MATERIAL PROVIDED =>
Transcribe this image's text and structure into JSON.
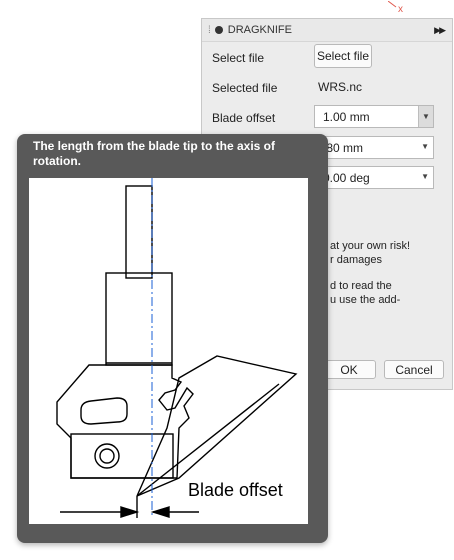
{
  "window": {
    "close_mark": "x"
  },
  "panel": {
    "title": "DRAGKNIFE",
    "select_file_label": "Select file",
    "select_file_button": "Select file",
    "selected_file_label": "Selected file",
    "selected_file_value": "WRS.nc",
    "blade_offset_label": "Blade offset",
    "blade_offset_value": "1.00 mm",
    "second_value": ".80 mm",
    "third_value": "0.00 deg",
    "warning_line1": "at your own risk!",
    "warning_line2": "r damages",
    "warning_line3": "d to read the",
    "warning_line4": "u use the add-",
    "ok_button": "OK",
    "cancel_button": "Cancel"
  },
  "tooltip": {
    "text": "The length from the blade tip to the axis of rotation.",
    "image_label": "Blade offset"
  },
  "colors": {
    "axis_line": "#1a5fd6",
    "tooltip_bg": "#595959",
    "panel_bg": "#ececec"
  }
}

WORK TO DO => Without including the pictures, return each record above exactly as it stands.

COMPLETE ANSWER =>
Transcribe this image's text and structure into JSON.
{
  "window": {
    "close_mark": "x"
  },
  "panel": {
    "title": "DRAGKNIFE",
    "select_file_label": "Select file",
    "select_file_button": "Select file",
    "selected_file_label": "Selected file",
    "selected_file_value": "WRS.nc",
    "blade_offset_label": "Blade offset",
    "blade_offset_value": "1.00 mm",
    "second_value": ".80 mm",
    "third_value": "0.00 deg",
    "warning_line1": "at your own risk!",
    "warning_line2": "r damages",
    "warning_line3": "d to read the",
    "warning_line4": "u use the add-",
    "ok_button": "OK",
    "cancel_button": "Cancel"
  },
  "tooltip": {
    "text": "The length from the blade tip to the axis of rotation.",
    "image_label": "Blade offset"
  },
  "colors": {
    "axis_line": "#1a5fd6",
    "tooltip_bg": "#595959",
    "panel_bg": "#ececec"
  }
}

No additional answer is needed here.